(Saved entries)
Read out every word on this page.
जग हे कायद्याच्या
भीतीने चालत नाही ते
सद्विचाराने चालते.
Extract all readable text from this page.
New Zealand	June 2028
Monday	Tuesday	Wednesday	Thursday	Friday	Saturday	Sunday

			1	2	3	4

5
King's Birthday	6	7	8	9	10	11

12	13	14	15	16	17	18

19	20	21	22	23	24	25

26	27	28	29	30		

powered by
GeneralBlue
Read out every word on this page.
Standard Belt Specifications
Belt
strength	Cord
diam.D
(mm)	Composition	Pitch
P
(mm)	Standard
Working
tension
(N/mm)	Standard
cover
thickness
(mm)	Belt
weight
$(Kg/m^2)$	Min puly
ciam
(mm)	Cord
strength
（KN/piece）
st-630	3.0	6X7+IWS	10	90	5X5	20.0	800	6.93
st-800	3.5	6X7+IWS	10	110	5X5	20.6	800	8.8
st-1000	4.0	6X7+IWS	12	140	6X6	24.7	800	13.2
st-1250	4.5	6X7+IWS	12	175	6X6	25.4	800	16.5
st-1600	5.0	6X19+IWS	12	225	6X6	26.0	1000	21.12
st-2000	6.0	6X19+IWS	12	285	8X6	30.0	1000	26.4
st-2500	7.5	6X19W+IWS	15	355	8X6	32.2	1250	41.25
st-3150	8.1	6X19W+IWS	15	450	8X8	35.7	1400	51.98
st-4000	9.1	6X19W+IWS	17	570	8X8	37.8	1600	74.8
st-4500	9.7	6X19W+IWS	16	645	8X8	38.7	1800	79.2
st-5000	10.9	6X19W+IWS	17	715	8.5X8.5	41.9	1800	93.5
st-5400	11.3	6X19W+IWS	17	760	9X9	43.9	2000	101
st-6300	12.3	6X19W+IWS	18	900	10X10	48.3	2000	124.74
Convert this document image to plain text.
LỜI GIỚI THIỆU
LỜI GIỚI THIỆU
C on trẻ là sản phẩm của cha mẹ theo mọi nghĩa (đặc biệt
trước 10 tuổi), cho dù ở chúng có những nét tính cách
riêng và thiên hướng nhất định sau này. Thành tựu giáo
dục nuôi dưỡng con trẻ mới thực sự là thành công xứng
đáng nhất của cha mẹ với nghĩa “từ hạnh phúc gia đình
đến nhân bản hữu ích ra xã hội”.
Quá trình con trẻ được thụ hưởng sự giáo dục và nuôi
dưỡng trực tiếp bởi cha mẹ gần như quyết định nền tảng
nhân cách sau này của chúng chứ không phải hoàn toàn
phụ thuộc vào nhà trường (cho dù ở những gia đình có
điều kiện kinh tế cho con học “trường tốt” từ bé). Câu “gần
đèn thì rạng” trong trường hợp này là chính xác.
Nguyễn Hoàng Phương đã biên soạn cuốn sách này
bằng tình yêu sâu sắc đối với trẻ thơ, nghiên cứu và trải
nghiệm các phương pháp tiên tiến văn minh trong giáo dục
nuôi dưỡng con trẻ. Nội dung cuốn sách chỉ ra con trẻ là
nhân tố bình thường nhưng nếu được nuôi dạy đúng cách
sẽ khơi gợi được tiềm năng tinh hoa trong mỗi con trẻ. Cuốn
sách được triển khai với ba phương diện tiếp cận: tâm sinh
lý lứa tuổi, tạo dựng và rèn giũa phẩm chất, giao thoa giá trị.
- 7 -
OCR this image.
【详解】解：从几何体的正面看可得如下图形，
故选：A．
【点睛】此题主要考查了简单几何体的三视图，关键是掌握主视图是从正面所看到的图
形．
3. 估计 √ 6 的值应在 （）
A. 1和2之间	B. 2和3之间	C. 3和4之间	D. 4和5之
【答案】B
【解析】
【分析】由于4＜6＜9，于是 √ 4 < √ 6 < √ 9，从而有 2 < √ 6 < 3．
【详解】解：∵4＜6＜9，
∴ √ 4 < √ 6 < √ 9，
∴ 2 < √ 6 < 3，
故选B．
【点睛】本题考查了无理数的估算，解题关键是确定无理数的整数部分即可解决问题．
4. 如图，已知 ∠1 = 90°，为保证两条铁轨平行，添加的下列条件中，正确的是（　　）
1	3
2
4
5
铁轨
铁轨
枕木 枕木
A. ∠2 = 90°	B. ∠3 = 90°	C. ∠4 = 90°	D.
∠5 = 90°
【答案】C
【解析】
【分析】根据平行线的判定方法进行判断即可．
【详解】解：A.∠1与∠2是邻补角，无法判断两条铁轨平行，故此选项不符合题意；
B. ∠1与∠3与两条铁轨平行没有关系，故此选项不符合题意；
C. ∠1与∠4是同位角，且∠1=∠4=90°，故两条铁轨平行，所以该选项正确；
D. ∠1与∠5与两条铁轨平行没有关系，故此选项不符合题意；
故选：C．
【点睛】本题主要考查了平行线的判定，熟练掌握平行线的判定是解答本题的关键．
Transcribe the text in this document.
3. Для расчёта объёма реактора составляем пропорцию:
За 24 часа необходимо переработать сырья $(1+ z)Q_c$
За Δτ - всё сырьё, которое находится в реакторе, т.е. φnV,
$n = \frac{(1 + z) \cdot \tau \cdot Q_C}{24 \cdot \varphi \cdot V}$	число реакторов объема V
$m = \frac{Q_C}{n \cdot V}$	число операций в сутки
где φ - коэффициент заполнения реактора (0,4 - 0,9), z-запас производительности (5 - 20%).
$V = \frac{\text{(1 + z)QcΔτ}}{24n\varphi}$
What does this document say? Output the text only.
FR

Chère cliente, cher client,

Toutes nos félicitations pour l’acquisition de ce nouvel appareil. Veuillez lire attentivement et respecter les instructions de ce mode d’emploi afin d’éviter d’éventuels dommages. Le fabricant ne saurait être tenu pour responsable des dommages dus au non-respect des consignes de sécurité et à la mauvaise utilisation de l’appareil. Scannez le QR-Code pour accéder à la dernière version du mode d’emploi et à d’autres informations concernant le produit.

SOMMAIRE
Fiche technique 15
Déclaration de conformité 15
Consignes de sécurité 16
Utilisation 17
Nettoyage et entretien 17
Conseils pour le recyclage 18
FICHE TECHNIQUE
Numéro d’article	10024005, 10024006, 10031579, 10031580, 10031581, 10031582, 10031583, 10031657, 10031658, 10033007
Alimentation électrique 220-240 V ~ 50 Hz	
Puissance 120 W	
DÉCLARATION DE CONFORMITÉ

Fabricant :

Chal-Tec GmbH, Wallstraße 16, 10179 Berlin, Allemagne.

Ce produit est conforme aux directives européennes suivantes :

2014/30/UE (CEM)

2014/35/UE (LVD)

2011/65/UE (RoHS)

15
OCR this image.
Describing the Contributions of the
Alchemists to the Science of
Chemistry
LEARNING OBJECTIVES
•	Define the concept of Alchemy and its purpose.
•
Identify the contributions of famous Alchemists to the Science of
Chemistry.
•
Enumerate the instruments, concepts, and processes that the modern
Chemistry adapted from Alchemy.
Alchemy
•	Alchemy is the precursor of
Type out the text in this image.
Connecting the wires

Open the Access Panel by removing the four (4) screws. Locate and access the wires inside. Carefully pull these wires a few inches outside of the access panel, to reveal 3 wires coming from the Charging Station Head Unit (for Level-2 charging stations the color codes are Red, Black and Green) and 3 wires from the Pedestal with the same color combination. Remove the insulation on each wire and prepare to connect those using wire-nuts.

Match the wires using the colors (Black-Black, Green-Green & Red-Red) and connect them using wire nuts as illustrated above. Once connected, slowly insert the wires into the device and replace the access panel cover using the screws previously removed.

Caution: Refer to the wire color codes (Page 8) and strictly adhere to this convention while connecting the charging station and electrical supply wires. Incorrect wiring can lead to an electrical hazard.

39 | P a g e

• [DIRECTIONS]
Pick out and copy every line that contains the word "故此选项不符合题意".

• [ANSWER TO THE EXERCISE]
【详解】解：A.∠1与∠2是邻补角，无法判断两条铁轨平行，故此选项不符合题意；
B. ∠1与∠3与两条铁轨平行没有关系，故此选项不符合题意；
D. ∠1与∠5与两条铁轨平行没有关系，故此选项不符合题意；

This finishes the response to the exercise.